● DATASET RECORDS:
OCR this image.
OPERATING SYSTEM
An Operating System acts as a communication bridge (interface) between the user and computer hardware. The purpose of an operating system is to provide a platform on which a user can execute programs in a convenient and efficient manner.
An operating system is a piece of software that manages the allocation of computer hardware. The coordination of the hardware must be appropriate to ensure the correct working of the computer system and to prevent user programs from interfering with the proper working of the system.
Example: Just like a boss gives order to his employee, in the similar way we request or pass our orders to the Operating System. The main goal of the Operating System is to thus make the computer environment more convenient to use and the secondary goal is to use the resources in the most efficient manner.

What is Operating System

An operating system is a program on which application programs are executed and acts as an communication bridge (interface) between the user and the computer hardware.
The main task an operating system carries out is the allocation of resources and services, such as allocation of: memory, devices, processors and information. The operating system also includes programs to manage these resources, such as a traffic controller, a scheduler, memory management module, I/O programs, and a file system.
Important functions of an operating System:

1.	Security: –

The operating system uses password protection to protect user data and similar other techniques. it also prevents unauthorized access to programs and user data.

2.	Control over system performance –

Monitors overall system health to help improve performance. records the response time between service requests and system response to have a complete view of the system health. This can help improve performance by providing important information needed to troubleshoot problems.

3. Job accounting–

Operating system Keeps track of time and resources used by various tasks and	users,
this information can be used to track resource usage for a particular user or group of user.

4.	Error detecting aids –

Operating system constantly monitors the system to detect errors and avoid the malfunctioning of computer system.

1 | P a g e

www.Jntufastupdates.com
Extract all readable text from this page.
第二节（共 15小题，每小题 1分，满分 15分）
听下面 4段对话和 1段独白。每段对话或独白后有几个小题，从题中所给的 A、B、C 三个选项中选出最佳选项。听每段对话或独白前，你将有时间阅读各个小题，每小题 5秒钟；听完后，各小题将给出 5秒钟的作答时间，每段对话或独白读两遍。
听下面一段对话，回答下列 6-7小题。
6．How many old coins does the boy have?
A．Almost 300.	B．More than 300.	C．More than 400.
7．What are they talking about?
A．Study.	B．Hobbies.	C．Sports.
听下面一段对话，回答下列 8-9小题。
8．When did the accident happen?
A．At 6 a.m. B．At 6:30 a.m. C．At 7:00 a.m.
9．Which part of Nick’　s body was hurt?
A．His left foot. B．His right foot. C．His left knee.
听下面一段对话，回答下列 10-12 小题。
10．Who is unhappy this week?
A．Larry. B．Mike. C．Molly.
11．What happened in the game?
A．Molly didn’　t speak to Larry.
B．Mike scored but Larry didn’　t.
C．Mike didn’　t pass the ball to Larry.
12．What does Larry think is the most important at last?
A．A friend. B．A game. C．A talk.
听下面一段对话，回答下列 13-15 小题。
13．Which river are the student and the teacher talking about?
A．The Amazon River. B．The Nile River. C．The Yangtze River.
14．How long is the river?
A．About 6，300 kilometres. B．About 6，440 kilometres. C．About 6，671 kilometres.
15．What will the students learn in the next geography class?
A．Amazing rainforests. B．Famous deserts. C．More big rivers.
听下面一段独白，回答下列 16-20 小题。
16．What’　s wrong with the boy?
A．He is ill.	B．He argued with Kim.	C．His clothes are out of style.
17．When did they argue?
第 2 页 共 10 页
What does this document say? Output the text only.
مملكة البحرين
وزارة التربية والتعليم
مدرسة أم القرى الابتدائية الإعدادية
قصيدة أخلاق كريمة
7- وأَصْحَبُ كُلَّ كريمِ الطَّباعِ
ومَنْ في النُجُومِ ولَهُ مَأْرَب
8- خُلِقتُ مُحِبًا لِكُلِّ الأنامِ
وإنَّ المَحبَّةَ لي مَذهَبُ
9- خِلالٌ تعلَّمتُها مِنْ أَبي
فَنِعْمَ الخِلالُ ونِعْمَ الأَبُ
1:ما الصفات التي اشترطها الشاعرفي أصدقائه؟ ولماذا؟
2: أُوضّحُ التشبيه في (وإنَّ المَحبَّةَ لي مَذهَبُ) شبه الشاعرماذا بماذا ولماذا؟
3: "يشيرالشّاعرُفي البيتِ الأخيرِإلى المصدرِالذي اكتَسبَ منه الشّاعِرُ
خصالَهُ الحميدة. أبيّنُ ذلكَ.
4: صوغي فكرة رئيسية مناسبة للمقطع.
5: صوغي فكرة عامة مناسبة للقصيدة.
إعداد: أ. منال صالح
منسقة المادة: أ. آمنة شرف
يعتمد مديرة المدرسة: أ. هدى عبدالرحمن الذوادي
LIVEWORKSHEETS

● TASK TO CARRY OUT: Of all the lines in the material above, how many contain the word "When"? Give only the count.

● SOLVED PROBLEM: 2